Stated goal: Make an exact copy of each entry, leaving out every picture.

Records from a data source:
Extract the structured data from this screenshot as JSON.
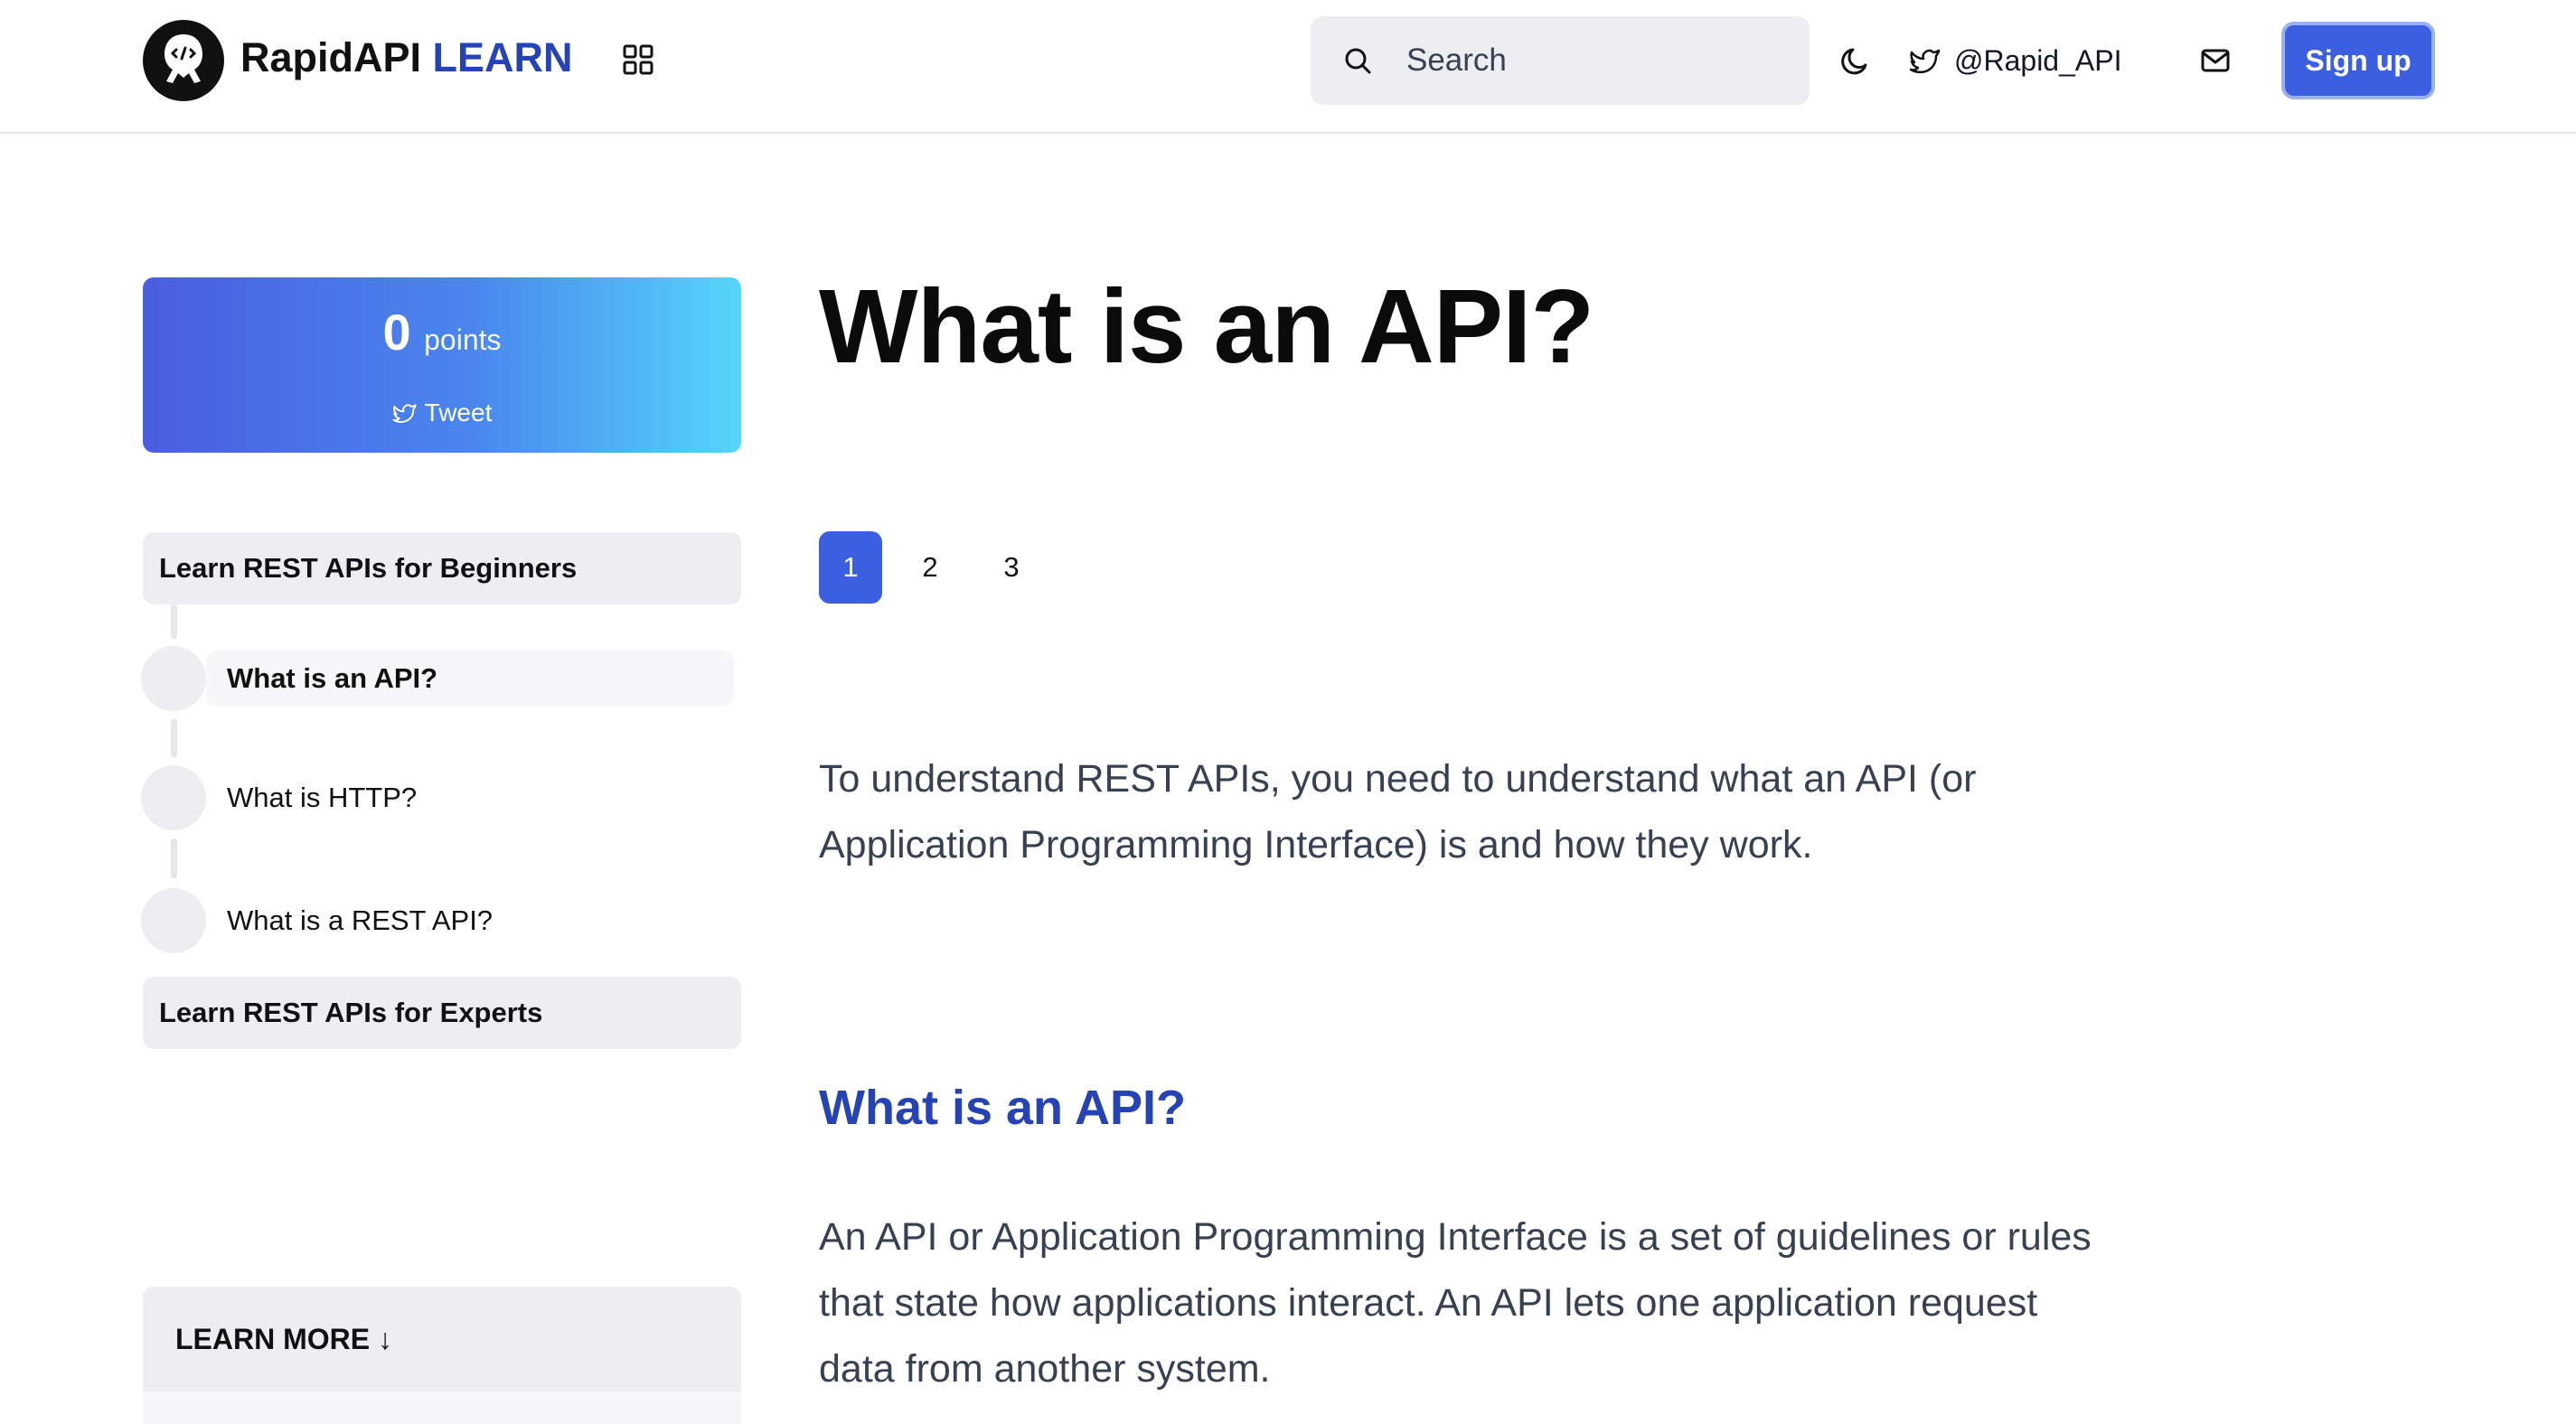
{
  "header": {
    "logo_brand": "RapidAPI",
    "logo_product": "LEARN",
    "search_placeholder": "Search",
    "twitter_handle": "@Rapid_API",
    "signup_label": "Sign up"
  },
  "sidebar": {
    "points_value": "0",
    "points_label": "points",
    "tweet_label": "Tweet",
    "courses": [
      {
        "title": "Learn REST APIs for Beginners",
        "steps": [
          {
            "label": "What is an API?",
            "active": true
          },
          {
            "label": "What is HTTP?",
            "active": false
          },
          {
            "label": "What is a REST API?",
            "active": false
          }
        ]
      },
      {
        "title": "Learn REST APIs for Experts"
      }
    ],
    "learn_more_label": "LEARN MORE ↓"
  },
  "main": {
    "title": "What is an API?",
    "pages": [
      "1",
      "2",
      "3"
    ],
    "active_page": "1",
    "intro": "To understand REST APIs, you need to understand what an API (or Application Programming Interface) is and how they work.",
    "section_heading": "What is an API?",
    "section_body": "An API or Application Programming Interface is a set of guidelines or rules that state how applications interact. An API lets one application request data from another system."
  },
  "colors": {
    "accent": "#3a5fe0",
    "brand_blue": "#2643b5",
    "gradient_start": "#4a5ee0",
    "gradient_end": "#55d6fb",
    "panel_gray": "#eceef2"
  }
}
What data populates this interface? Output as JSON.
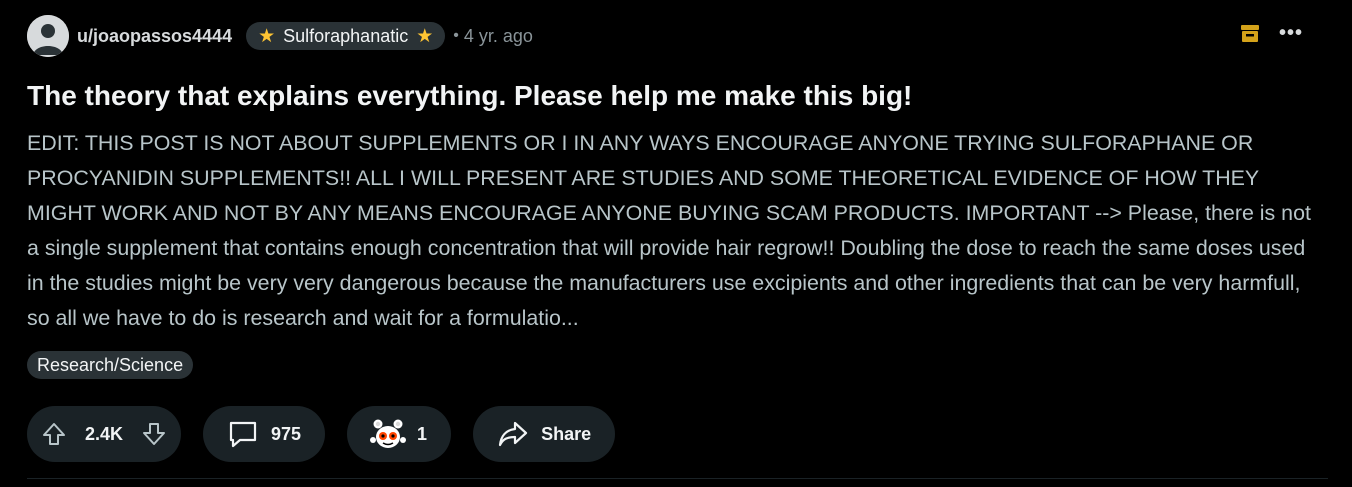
{
  "post": {
    "author": "u/joaopassos4444",
    "user_flair": "Sulforaphanatic",
    "separator": "•",
    "age": "4 yr. ago",
    "title": "The theory that explains everything. Please help me make this big!",
    "body": "EDIT: THIS POST IS NOT ABOUT SUPPLEMENTS OR I IN ANY WAYS ENCOURAGE ANYONE TRYING SULFORAPHANE OR PROCYANIDIN SUPPLEMENTS!! ALL I WILL PRESENT ARE STUDIES AND SOME THEORETICAL EVIDENCE OF HOW THEY MIGHT WORK AND NOT BY ANY MEANS ENCOURAGE ANYONE BUYING SCAM PRODUCTS. IMPORTANT --> Please, there is not a single supplement that contains enough concentration that will provide hair regrow!! Doubling the dose to reach the same doses used in the studies might be very very dangerous because the manufacturers use excipients and other ingredients that can be very harmfull, so all we have to do is research and wait for a formulatio...",
    "post_flair": "Research/Science"
  },
  "actions": {
    "upvotes": "2.4K",
    "comments": "975",
    "awards": "1",
    "share_label": "Share"
  },
  "icons": {
    "avatar": "default-avatar-icon",
    "flair_star": "star-icon",
    "archive": "archive-icon",
    "more": "more-options-icon",
    "upvote": "upvote-arrow-icon",
    "downvote": "downvote-arrow-icon",
    "comment": "comment-bubble-icon",
    "award": "award-icon",
    "share": "share-arrow-icon"
  },
  "colors": {
    "background": "#000000",
    "pill_background": "#1a2226",
    "flair_background": "#2a3236",
    "star": "#ffc533",
    "archive": "#d4a21a",
    "body_text": "#b8c5c9",
    "muted_text": "#8a9499"
  }
}
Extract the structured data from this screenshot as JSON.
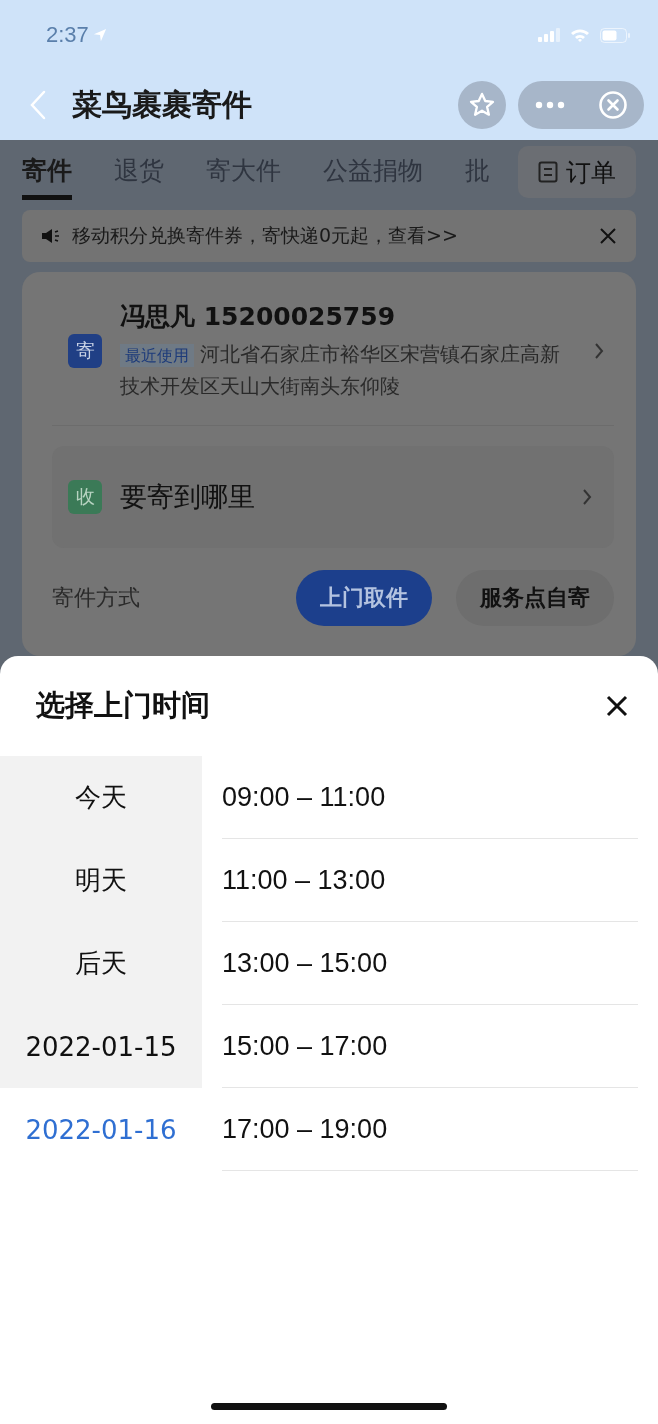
{
  "status_bar": {
    "time": "2:37"
  },
  "nav": {
    "title": "菜鸟裹裹寄件"
  },
  "tabs": [
    {
      "label": "寄件",
      "selected": true
    },
    {
      "label": "退货",
      "selected": false
    },
    {
      "label": "寄大件",
      "selected": false
    },
    {
      "label": "公益捐物",
      "selected": false
    },
    {
      "label": "批",
      "selected": false
    }
  ],
  "orders_button": {
    "label": "订单"
  },
  "notice": {
    "text": "移动积分兑换寄件券，寄快递0元起，查看>>"
  },
  "sender": {
    "badge": "寄",
    "name": "冯思凡 15200025759",
    "tag": "最近使用",
    "address": "河北省石家庄市裕华区宋营镇石家庄高新技术开发区天山大街南头东仰陵"
  },
  "receiver": {
    "badge": "收",
    "prompt": "要寄到哪里"
  },
  "method": {
    "label": "寄件方式",
    "options": [
      {
        "label": "上门取件",
        "selected": true
      },
      {
        "label": "服务点自寄",
        "selected": false
      }
    ]
  },
  "sheet": {
    "title": "选择上门时间",
    "dates": [
      {
        "label": "今天",
        "selected": false
      },
      {
        "label": "明天",
        "selected": false
      },
      {
        "label": "后天",
        "selected": false
      },
      {
        "label": "2022-01-15",
        "selected": false
      },
      {
        "label": "2022-01-16",
        "selected": true
      }
    ],
    "times": [
      {
        "label": "09:00 – 11:00",
        "selected": false
      },
      {
        "label": "11:00 – 13:00",
        "selected": false
      },
      {
        "label": "13:00 – 15:00",
        "selected": false
      },
      {
        "label": "15:00 – 17:00",
        "selected": false
      },
      {
        "label": "17:00 – 19:00",
        "selected": false
      }
    ]
  }
}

Solution for this exercise:
Extract the structured data from this screenshot as JSON.
{
  "header": {
    "logo_brand": "RapidAPI",
    "logo_product": "LEARN",
    "search_placeholder": "Search",
    "twitter_handle": "@Rapid_API",
    "signup_label": "Sign up"
  },
  "sidebar": {
    "points_value": "0",
    "points_label": "points",
    "tweet_label": "Tweet",
    "courses": [
      {
        "title": "Learn REST APIs for Beginners",
        "steps": [
          {
            "label": "What is an API?",
            "active": true
          },
          {
            "label": "What is HTTP?",
            "active": false
          },
          {
            "label": "What is a REST API?",
            "active": false
          }
        ]
      },
      {
        "title": "Learn REST APIs for Experts"
      }
    ],
    "learn_more_label": "LEARN MORE ↓"
  },
  "main": {
    "title": "What is an API?",
    "pages": [
      "1",
      "2",
      "3"
    ],
    "active_page": "1",
    "intro": "To understand REST APIs, you need to understand what an API (or Application Programming Interface) is and how they work.",
    "section_heading": "What is an API?",
    "section_body": "An API or Application Programming Interface is a set of guidelines or rules that state how applications interact. An API lets one application request data from another system."
  },
  "colors": {
    "accent": "#3a5fe0",
    "brand_blue": "#2643b5",
    "gradient_start": "#4a5ee0",
    "gradient_end": "#55d6fb",
    "panel_gray": "#eceef2"
  }
}
What data populates this interface? Output as JSON.
{
  "post": {
    "author": "u/joaopassos4444",
    "user_flair": "Sulforaphanatic",
    "separator": "•",
    "age": "4 yr. ago",
    "title": "The theory that explains everything. Please help me make this big!",
    "body": "EDIT: THIS POST IS NOT ABOUT SUPPLEMENTS OR I IN ANY WAYS ENCOURAGE ANYONE TRYING SULFORAPHANE OR PROCYANIDIN SUPPLEMENTS!! ALL I WILL PRESENT ARE STUDIES AND SOME THEORETICAL EVIDENCE OF HOW THEY MIGHT WORK AND NOT BY ANY MEANS ENCOURAGE ANYONE BUYING SCAM PRODUCTS. IMPORTANT --> Please, there is not a single supplement that contains enough concentration that will provide hair regrow!! Doubling the dose to reach the same doses used in the studies might be very very dangerous because the manufacturers use excipients and other ingredients that can be very harmfull, so all we have to do is research and wait for a formulatio...",
    "post_flair": "Research/Science"
  },
  "actions": {
    "upvotes": "2.4K",
    "comments": "975",
    "awards": "1",
    "share_label": "Share"
  },
  "icons": {
    "avatar": "default-avatar-icon",
    "flair_star": "star-icon",
    "archive": "archive-icon",
    "more": "more-options-icon",
    "upvote": "upvote-arrow-icon",
    "downvote": "downvote-arrow-icon",
    "comment": "comment-bubble-icon",
    "award": "award-icon",
    "share": "share-arrow-icon"
  },
  "colors": {
    "background": "#000000",
    "pill_background": "#1a2226",
    "flair_background": "#2a3236",
    "star": "#ffc533",
    "archive": "#d4a21a",
    "body_text": "#b8c5c9",
    "muted_text": "#8a9499"
  }
}
Extract the structured data from this screenshot as JSON.
{
  "status_bar": {
    "time": "2:37"
  },
  "nav": {
    "title": "菜鸟裹裹寄件"
  },
  "tabs": [
    {
      "label": "寄件",
      "selected": true
    },
    {
      "label": "退货",
      "selected": false
    },
    {
      "label": "寄大件",
      "selected": false
    },
    {
      "label": "公益捐物",
      "selected": false
    },
    {
      "label": "批",
      "selected": false
    }
  ],
  "orders_button": {
    "label": "订单"
  },
  "notice": {
    "text": "移动积分兑换寄件券，寄快递0元起，查看>>"
  },
  "sender": {
    "badge": "寄",
    "name": "冯思凡 15200025759",
    "tag": "最近使用",
    "address": "河北省石家庄市裕华区宋营镇石家庄高新技术开发区天山大街南头东仰陵"
  },
  "receiver": {
    "badge": "收",
    "prompt": "要寄到哪里"
  },
  "method": {
    "label": "寄件方式",
    "options": [
      {
        "label": "上门取件",
        "selected": true
      },
      {
        "label": "服务点自寄",
        "selected": false
      }
    ]
  },
  "sheet": {
    "title": "选择上门时间",
    "dates": [
      {
        "label": "今天",
        "selected": false
      },
      {
        "label": "明天",
        "selected": false
      },
      {
        "label": "后天",
        "selected": false
      },
      {
        "label": "2022-01-15",
        "selected": false
      },
      {
        "label": "2022-01-16",
        "selected": true
      }
    ],
    "times": [
      {
        "label": "09:00 – 11:00",
        "selected": false
      },
      {
        "label": "11:00 – 13:00",
        "selected": false
      },
      {
        "label": "13:00 – 15:00",
        "selected": false
      },
      {
        "label": "15:00 – 17:00",
        "selected": false
      },
      {
        "label": "17:00 – 19:00",
        "selected": false
      }
    ]
  }
}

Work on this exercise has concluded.